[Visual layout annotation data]

»»

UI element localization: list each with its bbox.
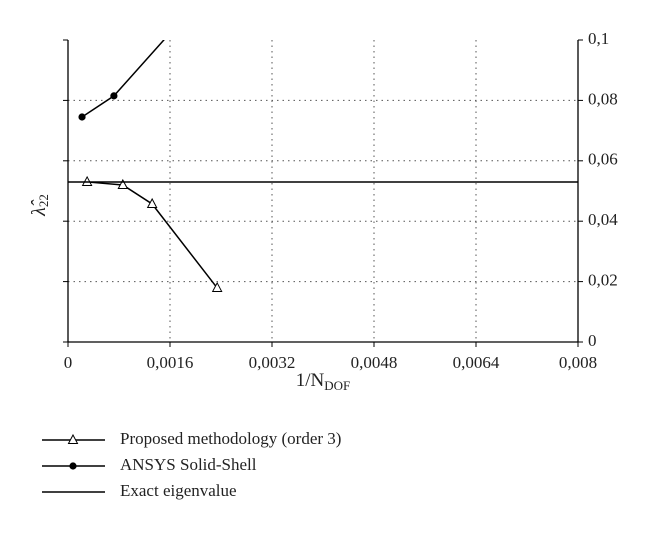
y-tick-label: 0,06 <box>588 150 618 169</box>
x-axis-label-main: 1/N <box>296 370 325 391</box>
marker <box>110 92 118 100</box>
legend-label: Proposed methodology (order 3) <box>120 429 341 448</box>
y-tick-label: 0,04 <box>588 210 618 229</box>
x-tick-label: 0,0016 <box>147 353 194 372</box>
marker <box>211 281 223 292</box>
marker <box>179 15 186 22</box>
series-line <box>81 40 165 118</box>
x-axis-label: 1/NDOF <box>296 370 351 393</box>
plot-area <box>68 15 578 292</box>
y-axis-label-sub: 22 <box>36 194 51 207</box>
x-tick-label: 0,008 <box>559 353 597 372</box>
y-tick-label: 0,1 <box>588 29 609 48</box>
x-tick-label: 0,0048 <box>351 353 398 372</box>
legend-label: Exact eigenvalue <box>120 481 237 500</box>
series-line <box>87 181 218 289</box>
y-tick-label: 0,08 <box>588 89 618 108</box>
legend-label: ANSYS Solid-Shell <box>120 455 257 474</box>
y-axis-label: λ̂22 <box>28 194 51 217</box>
x-tick-label: 0,0064 <box>453 353 500 372</box>
marker <box>146 197 158 208</box>
y-tick-label: 0,02 <box>588 271 618 290</box>
x-tick-label: 0 <box>64 353 73 372</box>
marker <box>78 113 86 121</box>
marker <box>117 178 129 189</box>
x-axis-label-sub: DOF <box>324 378 350 393</box>
legend-marker <box>67 433 79 444</box>
legend-marker <box>69 462 77 470</box>
y-tick-label: 0 <box>588 331 597 350</box>
x-tick-label: 0,0032 <box>249 353 296 372</box>
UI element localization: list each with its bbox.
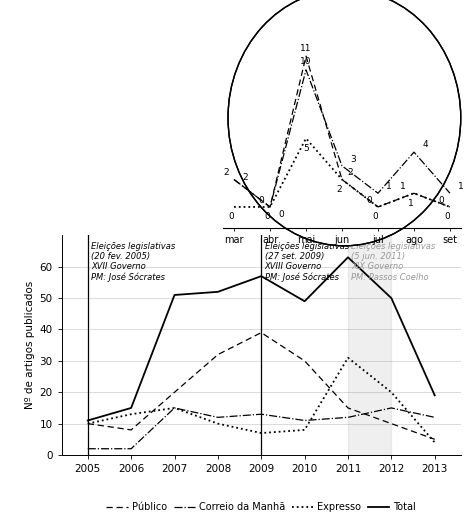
Text: Eleições legislativas
(5 jun. 2011)
XIX Governo
PM: Passos Coelho: Eleições legislativas (5 jun. 2011) XIX …: [352, 242, 436, 282]
Y-axis label: Nº de artigos publicados: Nº de artigos publicados: [26, 281, 36, 410]
Text: 10: 10: [300, 58, 312, 66]
Text: 1: 1: [408, 199, 414, 208]
Text: 0: 0: [259, 196, 265, 205]
Text: 1: 1: [458, 182, 464, 191]
Text: Eleições legislativas
(20 fev. 2005)
XVII Governo
PM: José Sócrates: Eleições legislativas (20 fev. 2005) XVI…: [91, 242, 175, 282]
Text: 0: 0: [367, 196, 372, 205]
Text: 0: 0: [439, 196, 445, 205]
Text: 1: 1: [400, 182, 406, 191]
Text: 2: 2: [348, 168, 353, 177]
Bar: [348, 235, 391, 455]
Text: 5: 5: [303, 144, 309, 153]
Legend: Público, Correio da Manhã, Expresso, Total: Público, Correio da Manhã, Expresso, Tot…: [103, 498, 420, 516]
Text: 2: 2: [223, 168, 228, 177]
Text: 1: 1: [386, 182, 392, 191]
Text: 2: 2: [336, 185, 342, 194]
Text: 4: 4: [422, 140, 428, 149]
Text: 0: 0: [265, 212, 270, 221]
Text: 11: 11: [300, 43, 312, 53]
Text: Eleições legislativas
(27 set. 2009)
XVIII Governo
PM: José Sócrates: Eleições legislativas (27 set. 2009) XVI…: [265, 242, 349, 282]
Text: 0: 0: [228, 212, 234, 221]
Text: 0: 0: [278, 210, 284, 219]
Text: 0: 0: [444, 212, 450, 221]
Text: 3: 3: [350, 155, 356, 164]
Text: 2: 2: [242, 173, 248, 181]
Text: 0: 0: [372, 212, 378, 221]
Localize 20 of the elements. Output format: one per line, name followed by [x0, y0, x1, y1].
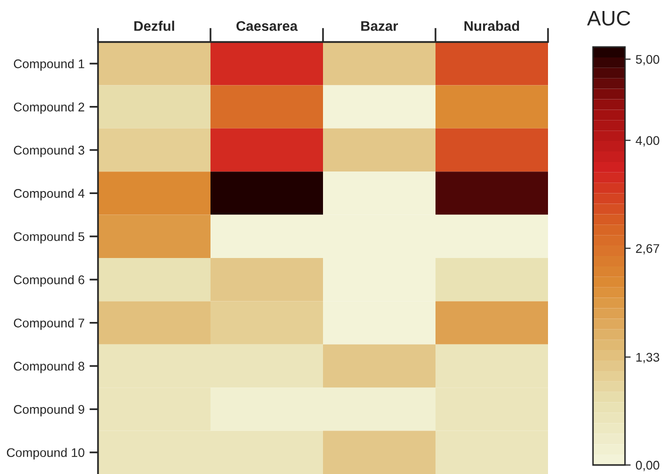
color-bar-label: 0,00 — [636, 460, 660, 472]
y-tick-label: Compound 7 — [14, 318, 84, 330]
color-bar-label: 5,00 — [636, 54, 660, 66]
y-tick-label: Compound 4 — [14, 188, 84, 200]
x-tick-label: Caesarea — [236, 21, 298, 31]
x-tick-label: Bazar — [361, 21, 398, 31]
y-tick-label: Compound 2 — [14, 102, 84, 114]
color-bar-title: AUC — [587, 10, 630, 26]
y-tick-label: Compound 5 — [14, 232, 84, 244]
x-tick-label: Dezful — [134, 20, 174, 31]
x-tick-label: Nurabad — [464, 20, 520, 31]
color-bar-label: 2,67 — [636, 244, 660, 254]
y-tick-label: Compound 8 — [14, 361, 84, 374]
y-tick-label: Compound 9 — [14, 404, 84, 416]
y-tick-label: Compound 6 — [14, 275, 84, 287]
color-bar-label: 1,33 — [636, 352, 660, 364]
y-tick-label: Compound 10 — [6, 448, 84, 460]
y-tick-label: Compound 3 — [14, 145, 84, 158]
y-tick-label: Compound 1 — [14, 59, 84, 71]
color-bar-label: 4,00 — [636, 136, 660, 146]
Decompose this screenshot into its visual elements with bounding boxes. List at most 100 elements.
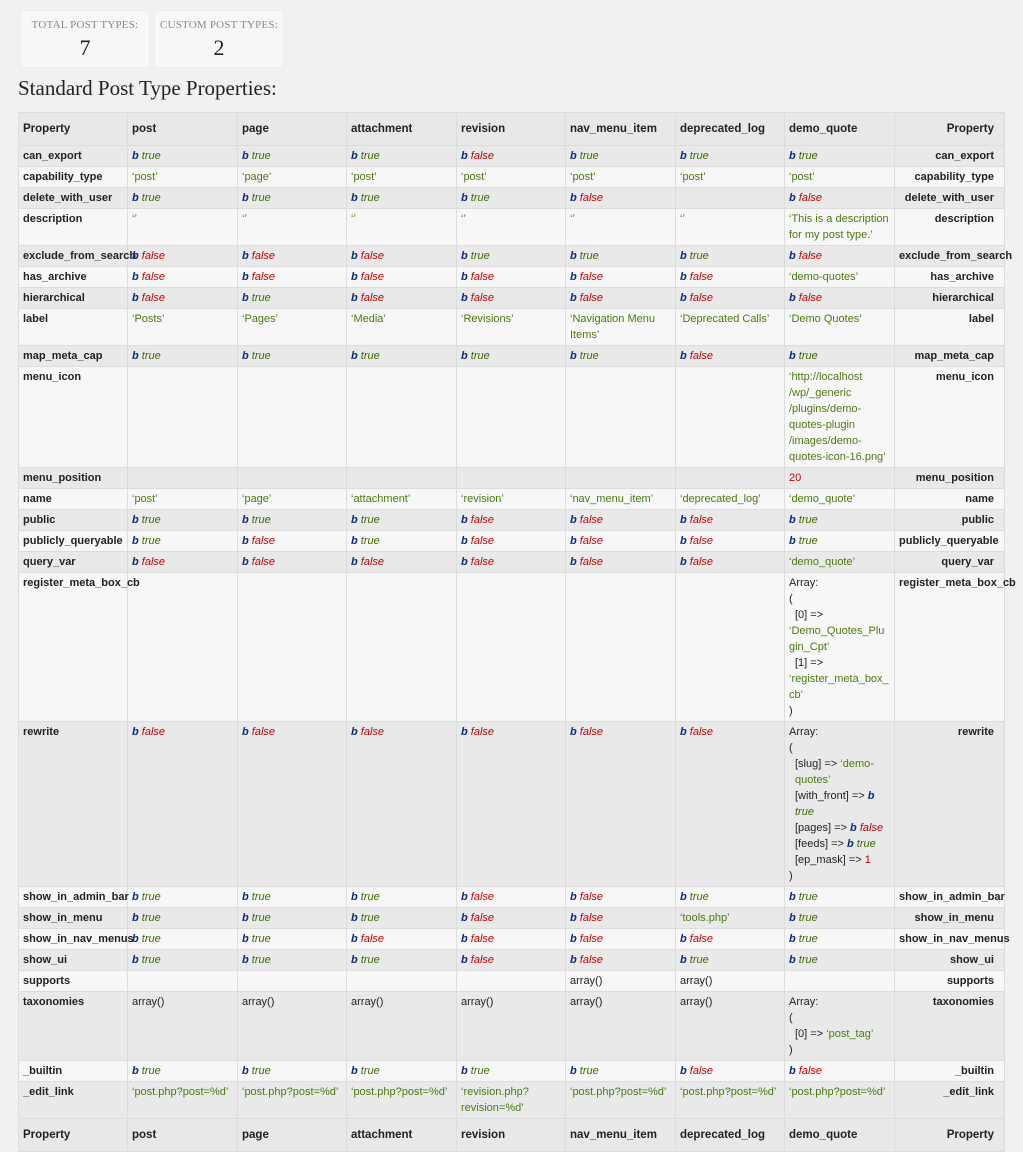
array-line: [1] => [789,655,823,671]
bool-prefix: b [351,271,358,283]
bool-text: false [798,1065,823,1077]
bool-text: true [141,933,161,945]
bool-value: b true [242,912,271,924]
array-line: [0] => [789,607,823,623]
property-name: rewrite [894,721,1005,887]
plain-value: ) [789,1044,793,1056]
array-line: ) [789,1042,890,1058]
bool-value: b true [132,933,161,945]
property-value: array() [346,991,457,1061]
property-value: b false [565,949,676,971]
property-name: menu_icon [18,366,128,468]
property-value: b false [237,245,347,267]
bool-text: false [579,912,604,924]
property-value: ‘post’ [127,166,238,188]
plain-value: [1] => [795,657,824,669]
property-value: b true [784,907,895,929]
string-value: ‘post.php?post=%d’ [680,1086,777,1098]
bool-prefix: b [242,891,249,903]
bool-value: b false [351,292,384,304]
string-value: ‘post.php?post=%d’ [789,1086,886,1098]
bool-text: true [798,350,818,362]
bool-value: b true [351,514,380,526]
bool-prefix: b [132,271,139,283]
bool-value: b true [132,150,161,162]
plain-value: ( [789,593,793,605]
property-value: ‘post’ [456,166,566,188]
bool-value: b false [570,535,603,547]
property-value: b true [565,145,676,167]
property-value [346,467,457,489]
property-value: b true [127,345,238,367]
property-value: b false [456,721,566,887]
table-row: show_in_menu b true b true b true b false b f… [18,907,1005,929]
bool-value: b true [132,350,161,362]
bool-value: b true [242,150,271,162]
property-value [346,572,457,722]
bool-prefix: b [351,954,358,966]
bool-text: true [798,912,818,924]
string-value: ‘attachment’ [351,493,411,505]
plain-value: [ep_mask] => [795,854,865,866]
table-row: supports array() array() supports [18,970,1005,992]
bool-value: b true [351,192,380,204]
property-name: can_export [18,145,128,167]
bool-text: true [251,954,271,966]
bool-prefix: b [351,1065,358,1077]
string-value: ‘demo_quote’ [789,493,856,505]
array-line: ) [789,868,890,884]
array-line: [pages] => b false [789,820,883,836]
property-value: b true [565,245,676,267]
property-value [456,572,566,722]
bool-value: b false [789,292,822,304]
bool-text: false [579,271,604,283]
string-value: ‘’ [132,213,137,225]
bool-text: true [798,954,818,966]
bool-prefix: b [242,726,249,738]
column-header: revision [456,112,566,146]
bool-text: true [251,891,271,903]
property-value: b false [346,287,457,309]
bool-text: false [470,150,495,162]
bool-prefix: b [242,514,249,526]
bool-prefix: b [132,350,139,362]
property-value: b true [784,886,895,908]
property-name: map_meta_cap [18,345,128,367]
bool-text: true [689,250,709,262]
string-value: ‘Posts’ [132,313,165,325]
property-value [784,970,895,992]
bool-text: true [360,954,380,966]
table-row: rewrite b false b false b false b false b fal… [18,721,1005,887]
property-value [565,572,676,722]
property-value [237,467,347,489]
table-row: publicly_queryable b true b false b true b f… [18,530,1005,552]
bool-value: b false [570,271,603,283]
bool-value: b false [680,535,713,547]
bool-prefix: b [570,556,577,568]
property-name: _builtin [18,1060,128,1082]
bool-text: false [579,933,604,945]
bool-prefix: b [570,250,577,262]
column-header: page [237,1118,347,1152]
property-value [346,366,457,468]
string-value: ‘http://localhost /wp/_generic /plugins/… [789,371,886,463]
bool-value: b false [461,933,494,945]
bool-prefix: b [132,954,139,966]
bool-prefix: b [242,292,249,304]
string-value: ‘Demo_Quotes_Plugin_Cpt’ [789,625,885,653]
bool-text: false [689,556,714,568]
bool-prefix: b [789,912,796,924]
table-row: can_export b true b true b true b false b tru… [18,145,1005,167]
bool-value: b true [795,790,875,818]
string-value: ‘’ [680,213,685,225]
property-value: b false [675,721,785,887]
bool-text: false [579,535,604,547]
bool-text: true [251,1065,271,1077]
property-value: ‘deprecated_log’ [675,488,785,510]
bool-prefix: b [570,350,577,362]
bool-value: b true [789,350,818,362]
string-value: ‘demo-quotes’ [789,271,859,283]
property-name: has_archive [894,266,1005,288]
bool-value: b false [680,271,713,283]
bool-text: true [251,912,271,924]
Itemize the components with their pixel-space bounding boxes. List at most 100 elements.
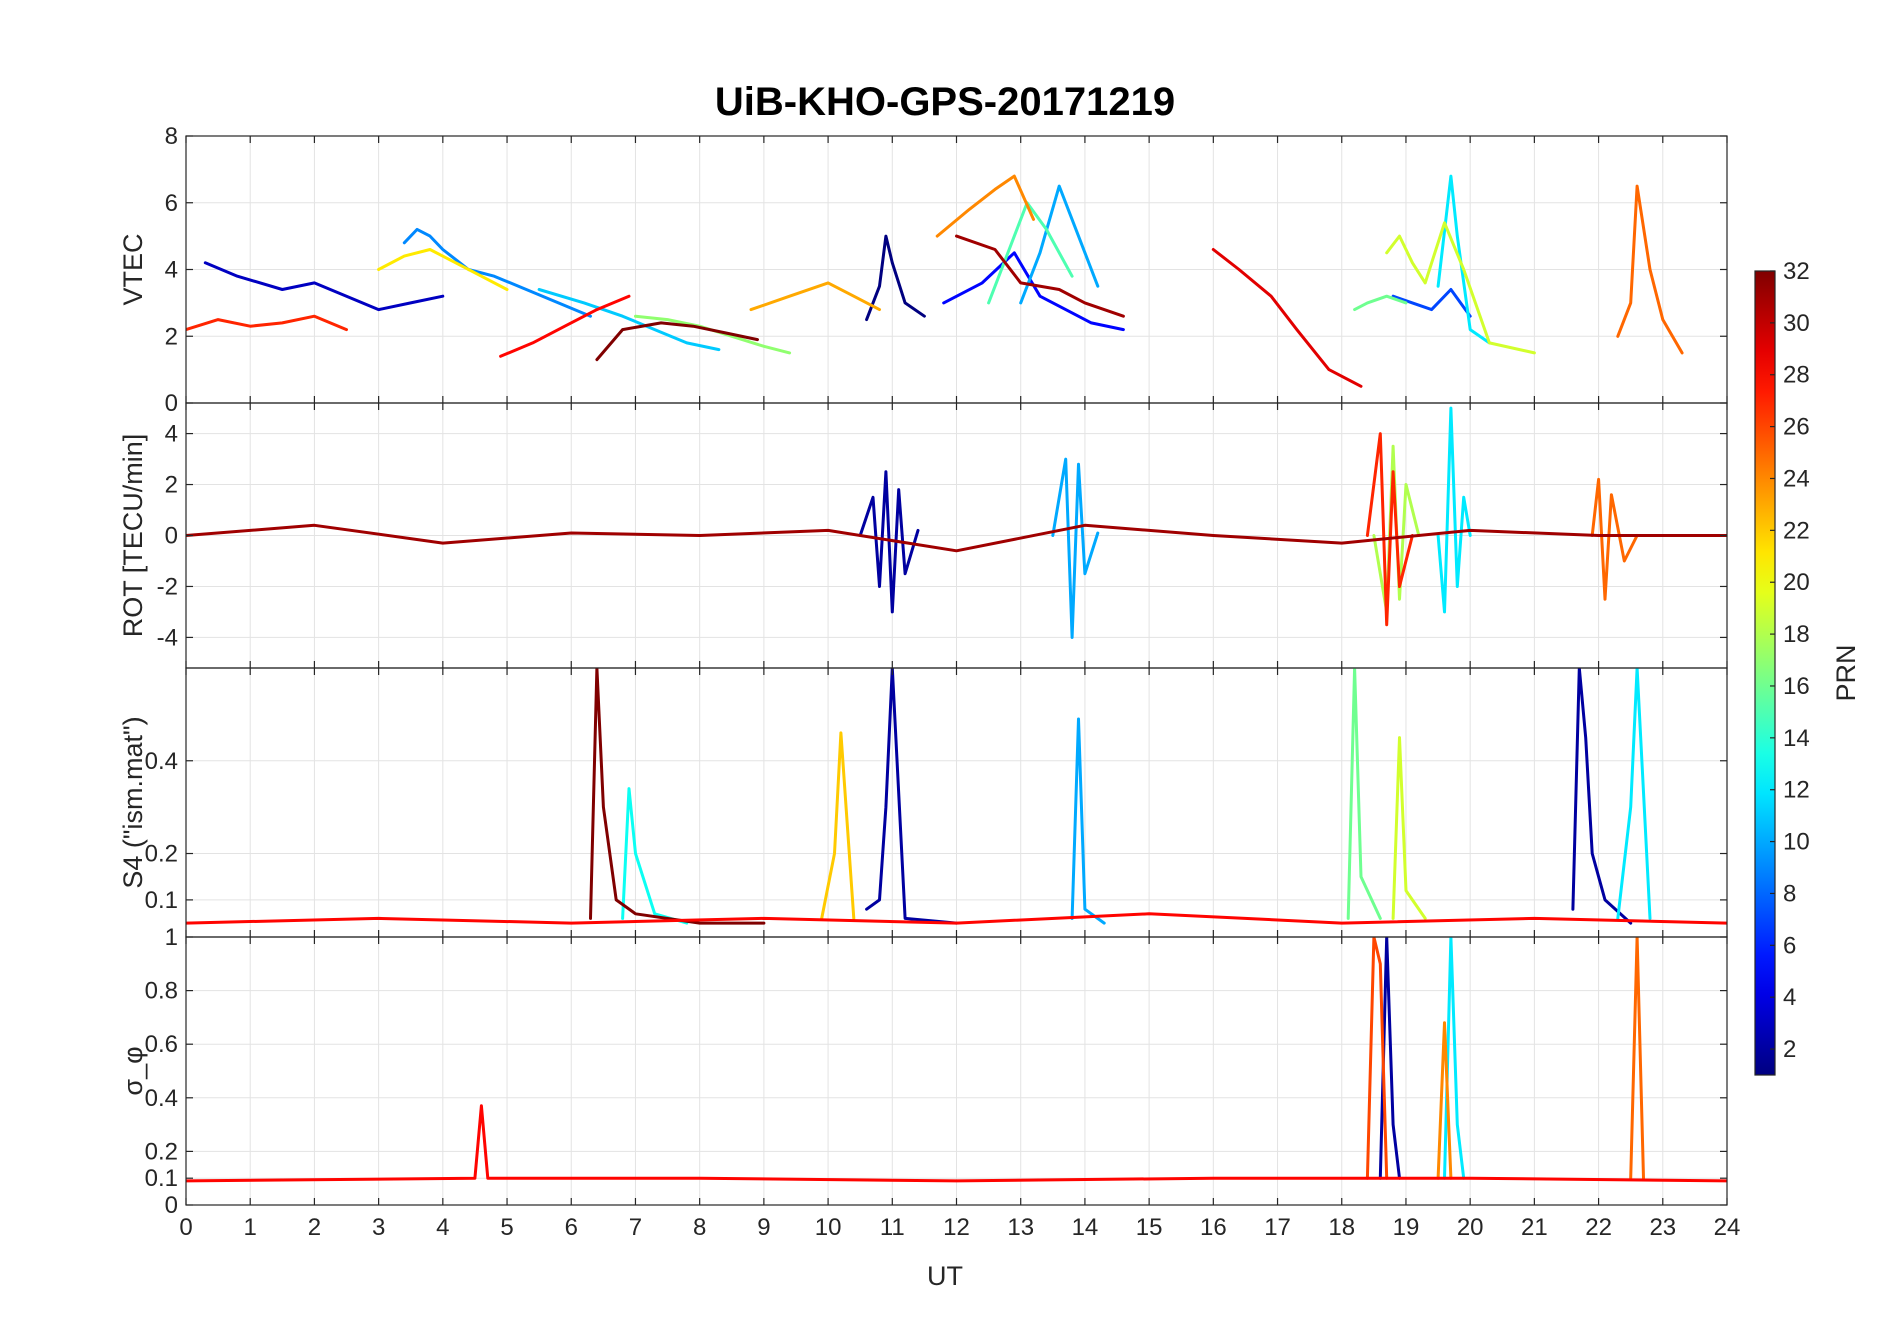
y-tick-label: 8	[165, 123, 178, 150]
series-prn-25	[1629, 937, 1645, 1180]
x-tick-label: 14	[1072, 1214, 1099, 1241]
x-tick-label: 13	[1007, 1214, 1034, 1241]
y-tick-label: 2	[165, 472, 178, 499]
x-tick-label: 11	[880, 1214, 905, 1241]
series-group	[186, 668, 1727, 925]
y-tick-label: 0.8	[145, 978, 178, 1005]
series-prn-5	[942, 251, 1125, 332]
series-prn-27	[1365, 432, 1414, 627]
y-tick-label: 0.4	[145, 748, 178, 775]
series-prn-9	[402, 227, 592, 318]
x-tick-label: 5	[500, 1214, 513, 1241]
series-prn-22	[820, 731, 856, 920]
x-tick-label: 3	[372, 1214, 385, 1241]
panel-vtec: 0 2 4 6 8 VTEC	[118, 123, 1728, 417]
series-prn-2	[858, 470, 920, 614]
series-prn-3	[203, 261, 445, 312]
y-axis-label: VTEC	[118, 233, 148, 305]
series-prn-29	[1211, 248, 1363, 388]
y-tick-label: 2	[165, 323, 178, 350]
y-tick-label: 0.1	[145, 887, 178, 914]
series-prn-7	[1391, 288, 1472, 318]
series-prn-12	[1443, 937, 1466, 1180]
series-prn-10	[1019, 184, 1100, 305]
colorbar-tick-label: 28	[1783, 362, 1810, 389]
y-tick-label: 0.6	[145, 1031, 178, 1058]
y-axis-label: σ_φ	[118, 1046, 148, 1095]
x-tick-label: 16	[1200, 1214, 1227, 1241]
series-prn-12	[1436, 406, 1472, 614]
colorbar-tick-label: 30	[1783, 310, 1810, 337]
x-tick-label: 21	[1521, 1214, 1548, 1241]
x-tick-label: 19	[1393, 1214, 1420, 1241]
series-prn-19	[1391, 736, 1427, 920]
colorbar-tick-label: 8	[1783, 880, 1796, 907]
x-tick-label: 8	[693, 1214, 706, 1241]
x-tick-label: 1	[244, 1214, 257, 1241]
x-tick-label: 6	[565, 1214, 578, 1241]
series-prn-10	[1051, 457, 1100, 639]
y-tick-label: 0	[165, 390, 178, 417]
y-tick-label: 0.2	[145, 1138, 178, 1165]
x-tick-label: 23	[1649, 1214, 1676, 1241]
colorbar-tick-label: 10	[1783, 829, 1810, 856]
colorbar-gradient	[1754, 270, 1776, 1076]
series-prn-11	[537, 288, 721, 352]
y-axis-label: S4 ("ism.mat")	[118, 716, 148, 888]
x-tick-label: 22	[1585, 1214, 1612, 1241]
series-prn-12	[1616, 668, 1652, 920]
series-prn-16	[1346, 668, 1382, 920]
series-prn-26	[1365, 937, 1389, 1180]
colorbar-tick-label: 2	[1783, 1036, 1796, 1063]
series-prn-28	[186, 1104, 1727, 1183]
colorbar-tick-label: 16	[1783, 673, 1810, 700]
series-prn-24	[935, 174, 1035, 238]
panel-s4: 0.1 0.2 0.4S4 ("ism.mat")	[118, 667, 1728, 938]
colorbar-tick-label: 12	[1783, 777, 1810, 804]
panel-sigma-phi: 00.10.2 0.4 0.6 0.8 1 σ_φ	[118, 924, 1728, 1219]
panel-rot: -4 -2 0 2 4 ROT [TECU/min]	[118, 402, 1728, 669]
series-prn-32	[589, 668, 766, 925]
x-tick-label: 10	[815, 1214, 842, 1241]
x-tick-label: 0	[179, 1214, 192, 1241]
x-tick-label: 18	[1328, 1214, 1355, 1241]
y-tick-label: 0.2	[145, 841, 178, 868]
series-prn-12	[1436, 174, 1491, 345]
x-tick-label: 9	[757, 1214, 770, 1241]
x-tick-label: 15	[1136, 1214, 1163, 1241]
series-prn-28	[186, 912, 1727, 925]
x-tick-label: 4	[436, 1214, 449, 1241]
y-tick-label: 0.4	[145, 1085, 178, 1112]
y-tick-label: 1	[165, 924, 178, 951]
x-axis-label: UT	[927, 1261, 963, 1291]
y-tick-label: -2	[157, 573, 178, 600]
y-tick-label: 4	[165, 257, 178, 284]
x-tick-label: 7	[629, 1214, 642, 1241]
y-tick-label: 0	[165, 1192, 178, 1219]
colorbar-tick-label: 24	[1783, 465, 1810, 492]
series-prn-2	[865, 668, 958, 925]
y-tick-label: 6	[165, 190, 178, 217]
colorbar-tick-label: 18	[1783, 621, 1810, 648]
colorbar-tick-label: 22	[1783, 517, 1810, 544]
series-prn-27	[186, 314, 348, 332]
series-prn-31	[955, 234, 1125, 318]
colorbar-tick-label: 14	[1783, 725, 1810, 752]
x-tick-label: 20	[1457, 1214, 1484, 1241]
colorbar-tick-label: 20	[1783, 569, 1810, 596]
series-prn-10	[1070, 717, 1106, 925]
y-tick-label: 0.1	[145, 1165, 178, 1192]
series-prn-28	[499, 294, 631, 358]
colorbar-tick-label: 32	[1783, 258, 1810, 285]
x-tick-label: 12	[943, 1214, 970, 1241]
series-prn-16	[1353, 294, 1408, 312]
y-tick-label: -4	[157, 624, 178, 651]
series-prn-19	[1385, 221, 1536, 355]
series-prn-25	[1590, 477, 1639, 601]
series-prn-2	[1571, 668, 1633, 925]
chart-title: UiB-KHO-GPS-20171219	[715, 80, 1175, 124]
y-tick-label: 0	[165, 523, 178, 550]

««

- **What you need to do**:
Substitute "boolean-label" for every "bool-text" in the data, starting at the line containing "array-line: [1] => [789,655,823,671]" and ending at the line containing "plain-value: [1] => [795,657,824,669]", and leave everything else unchanged. Return those lines only.

- **Result for this task**:
array-line: [1] => [789,655,823,671]
bool-prefix: b [351,271,358,283]
boolean-label: false [798,1065,823,1077]
boolean-label: true [141,933,161,945]
bool-value: b true [242,912,271,924]
array-line: [0] => [789,607,823,623]
property-name: rewrite [894,721,1005,887]
plain-value: ) [789,1044,793,1056]
array-line: ) [789,1042,890,1058]
bool-value: b true [132,933,161,945]
property-value: array() [346,991,457,1061]
property-value: b false [565,949,676,971]
property-name: menu_icon [18,366,128,468]
property-value: b false [237,245,347,267]
boolean-label: false [579,912,604,924]
property-value: ‘post’ [127,166,238,188]
plain-value: [1] => [795,657,824,669]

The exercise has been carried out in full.